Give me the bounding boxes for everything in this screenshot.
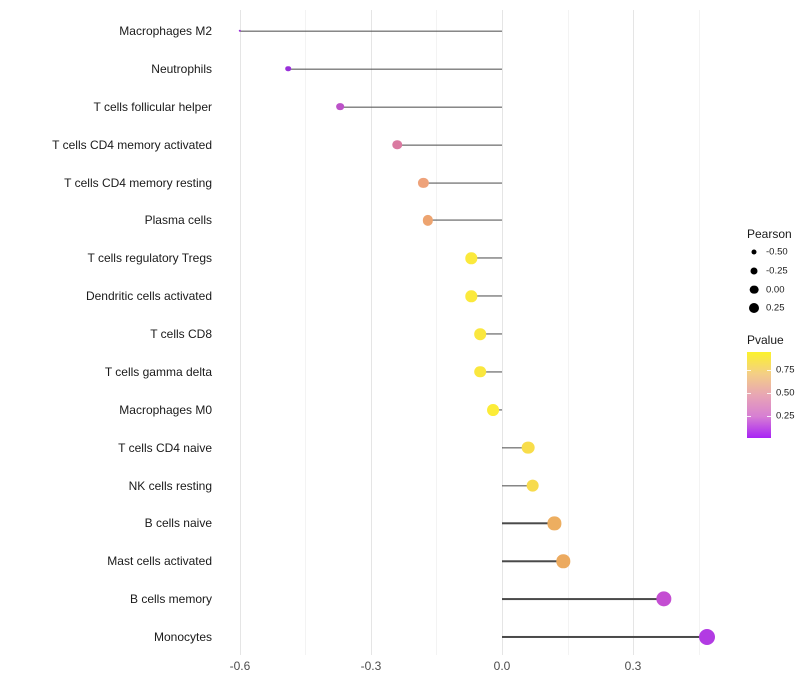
- lollipop-stem: [239, 30, 502, 32]
- data-point[interactable]: [474, 328, 486, 340]
- data-point[interactable]: [556, 554, 570, 568]
- data-point[interactable]: [699, 629, 716, 645]
- lollipop-stem: [502, 598, 664, 601]
- category-label: T cells CD4 memory resting: [64, 175, 212, 190]
- category-label: Macrophages M0: [119, 402, 212, 417]
- gridline-minor: [567, 10, 569, 655]
- legend-pearson-title: Pearson: [747, 227, 792, 241]
- category-label: B cells memory: [129, 592, 212, 607]
- legend-size-dot: [749, 303, 759, 314]
- pvalue-bar-tick: [747, 370, 751, 371]
- category-label: Macrophages M2: [119, 24, 212, 38]
- lollipop-stem: [502, 522, 555, 525]
- category-label: Dendritic cells activated: [85, 289, 212, 304]
- pvalue-bar-tick: [767, 393, 771, 394]
- category-label: Mast cells activated: [107, 554, 212, 569]
- category-label: NK cells resting: [128, 478, 212, 493]
- data-point[interactable]: [526, 479, 539, 492]
- legend-pvalue-label: 0.25: [776, 410, 795, 422]
- category-label: B cells naive: [144, 516, 212, 531]
- legend-size-label: 0.00: [766, 284, 785, 296]
- gridline-major: [633, 10, 634, 655]
- data-point[interactable]: [392, 139, 402, 150]
- lollipop-stem: [502, 635, 708, 639]
- pvalue-bar-tick: [747, 416, 751, 417]
- lollipop-stem: [423, 182, 502, 183]
- category-label: T cells regulatory Tregs: [87, 251, 213, 266]
- plot-panel: [214, 10, 726, 655]
- pvalue-bar-tick: [767, 370, 771, 371]
- category-label: T cells CD8: [150, 327, 212, 341]
- data-point[interactable]: [465, 252, 478, 264]
- data-point[interactable]: [285, 66, 291, 72]
- lollipop-stem: [471, 295, 502, 297]
- pvalue-gradient-bar: [747, 352, 771, 438]
- category-label: T cells follicular helper: [93, 99, 213, 114]
- gridline-major: [502, 10, 503, 655]
- category-label: T cells gamma delta: [104, 364, 212, 379]
- legend-pvalue-label: 0.75: [776, 364, 795, 376]
- x-tick-label: 0.3: [624, 659, 642, 673]
- data-point[interactable]: [422, 215, 433, 226]
- legend-pvalue-label: 0.50: [776, 387, 795, 399]
- lollipop-stem: [502, 484, 533, 487]
- category-label: T cells CD4 naive: [118, 440, 212, 455]
- data-point[interactable]: [487, 403, 500, 416]
- data-point[interactable]: [521, 441, 535, 454]
- lollipop-stem: [502, 446, 529, 449]
- legend-size-label: -0.25: [766, 265, 788, 277]
- pvalue-bar-tick: [747, 393, 751, 394]
- lollipop-stem: [397, 144, 502, 146]
- data-point[interactable]: [465, 290, 478, 302]
- legend-size-label: 0.25: [766, 302, 785, 314]
- lollipop-stem: [502, 560, 564, 562]
- gridline-minor: [305, 10, 307, 655]
- lollipop-stem: [480, 371, 502, 373]
- x-tick-label: 0.0: [493, 659, 511, 673]
- lollipop-stem: [340, 106, 502, 108]
- x-tick-label: -0.3: [360, 659, 382, 673]
- legend-size-dot: [749, 285, 759, 294]
- x-tick-label: -0.6: [229, 659, 251, 673]
- category-label: Neutrophils: [151, 61, 212, 76]
- lollipop-stem: [480, 333, 502, 335]
- lollipop-stem: [288, 68, 502, 70]
- pvalue-bar-tick: [767, 416, 771, 417]
- gridline-major: [370, 10, 372, 655]
- legend-size-dot: [751, 249, 757, 255]
- data-point[interactable]: [336, 102, 345, 111]
- gridline-minor: [698, 10, 700, 655]
- data-point[interactable]: [418, 177, 429, 188]
- gridline-minor: [436, 10, 438, 655]
- lollipop-stem: [427, 219, 502, 221]
- category-label: Monocytes: [153, 630, 212, 644]
- legend-pvalue-title: Pvalue: [747, 333, 784, 347]
- data-point[interactable]: [547, 516, 561, 530]
- data-point[interactable]: [655, 591, 672, 607]
- lollipop-stem: [471, 257, 502, 259]
- data-point[interactable]: [238, 29, 242, 33]
- gridline-major: [239, 10, 241, 655]
- category-label: T cells CD4 memory activated: [52, 137, 212, 152]
- legend-size-dot: [750, 267, 758, 275]
- category-label: Plasma cells: [144, 213, 212, 228]
- data-point[interactable]: [474, 366, 486, 378]
- legend-size-label: -0.50: [766, 246, 788, 258]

- - - - -

The response must repeat all the lines above exactly and include no pictures.

RESPONSE AREA ::
Give me the bounding boxes for everything in this screenshot.
- lollipop-stem: [239, 30, 502, 32]
- data-point[interactable]: [474, 328, 486, 340]
- data-point[interactable]: [556, 554, 570, 568]
- data-point[interactable]: [699, 629, 716, 645]
- lollipop-stem: [502, 598, 664, 601]
- category-label: T cells CD4 memory resting: [64, 175, 212, 190]
- category-label: Macrophages M0: [119, 402, 212, 417]
- gridline-minor: [567, 10, 569, 655]
- legend-pearson-title: Pearson: [747, 227, 792, 241]
- category-label: B cells memory: [129, 592, 212, 607]
- legend-size-dot: [749, 303, 759, 314]
- pvalue-bar-tick: [747, 370, 751, 371]
- category-label: Macrophages M2: [119, 24, 212, 38]
- lollipop-stem: [502, 522, 555, 525]
- category-label: Dendritic cells activated: [85, 289, 212, 304]
- pvalue-bar-tick: [767, 393, 771, 394]
- category-label: Mast cells activated: [107, 554, 212, 569]
- category-label: NK cells resting: [128, 478, 212, 493]
- data-point[interactable]: [526, 479, 539, 492]
- legend-pvalue-label: 0.25: [776, 410, 795, 422]
- category-label: B cells naive: [144, 516, 212, 531]
- legend-size-label: 0.00: [766, 284, 785, 296]
- gridline-major: [633, 10, 634, 655]
- data-point[interactable]: [392, 139, 402, 150]
- lollipop-stem: [502, 635, 708, 639]
- pvalue-bar-tick: [747, 416, 751, 417]
- lollipop-stem: [423, 182, 502, 183]
- category-label: T cells regulatory Tregs: [87, 251, 213, 266]
- plot-panel: [214, 10, 726, 655]
- pvalue-bar-tick: [767, 370, 771, 371]
- category-label: T cells CD8: [150, 327, 212, 341]
- data-point[interactable]: [465, 252, 478, 264]
- data-point[interactable]: [285, 66, 291, 72]
- lollipop-stem: [471, 295, 502, 297]
- pvalue-gradient-bar: [747, 352, 771, 438]
- category-label: T cells follicular helper: [93, 99, 213, 114]
- gridline-major: [502, 10, 503, 655]
- category-label: T cells gamma delta: [104, 364, 212, 379]
- legend-pvalue-label: 0.75: [776, 364, 795, 376]
- x-tick-label: 0.3: [624, 659, 642, 673]
- data-point[interactable]: [422, 215, 433, 226]
- legend-pvalue-label: 0.50: [776, 387, 795, 399]
- lollipop-stem: [502, 484, 533, 487]
- category-label: T cells CD4 naive: [118, 440, 212, 455]
- data-point[interactable]: [487, 403, 500, 416]
- data-point[interactable]: [521, 441, 535, 454]
- lollipop-stem: [502, 446, 529, 449]
- legend-size-label: -0.25: [766, 265, 788, 277]
- pvalue-bar-tick: [747, 393, 751, 394]
- lollipop-stem: [397, 144, 502, 146]
- data-point[interactable]: [465, 290, 478, 302]
- legend-size-label: 0.25: [766, 302, 785, 314]
- lollipop-stem: [502, 560, 564, 562]
- gridline-minor: [305, 10, 307, 655]
- lollipop-stem: [480, 371, 502, 373]
- x-tick-label: 0.0: [493, 659, 511, 673]
- lollipop-stem: [340, 106, 502, 108]
- x-tick-label: -0.3: [360, 659, 382, 673]
- legend-size-dot: [749, 285, 759, 294]
- x-tick-label: -0.6: [229, 659, 251, 673]
- category-label: Neutrophils: [151, 61, 212, 76]
- lollipop-stem: [480, 333, 502, 335]
- lollipop-stem: [288, 68, 502, 70]
- pvalue-bar-tick: [767, 416, 771, 417]
- gridline-major: [370, 10, 372, 655]
- legend-size-dot: [751, 249, 757, 255]
- data-point[interactable]: [336, 102, 345, 111]
- gridline-minor: [698, 10, 700, 655]
- data-point[interactable]: [418, 177, 429, 188]
- gridline-minor: [436, 10, 438, 655]
- lollipop-stem: [427, 219, 502, 221]
- category-label: Monocytes: [153, 630, 212, 644]
- legend-pvalue-title: Pvalue: [747, 333, 784, 347]
- data-point[interactable]: [547, 516, 561, 530]
- data-point[interactable]: [655, 591, 672, 607]
- lollipop-stem: [471, 257, 502, 259]
- data-point[interactable]: [238, 29, 242, 33]
- gridline-major: [239, 10, 241, 655]
- category-label: T cells CD4 memory activated: [52, 137, 212, 152]
- legend-size-dot: [750, 267, 758, 275]
- category-label: Plasma cells: [144, 213, 212, 228]
- data-point[interactable]: [474, 366, 486, 378]
- legend-size-label: -0.50: [766, 246, 788, 258]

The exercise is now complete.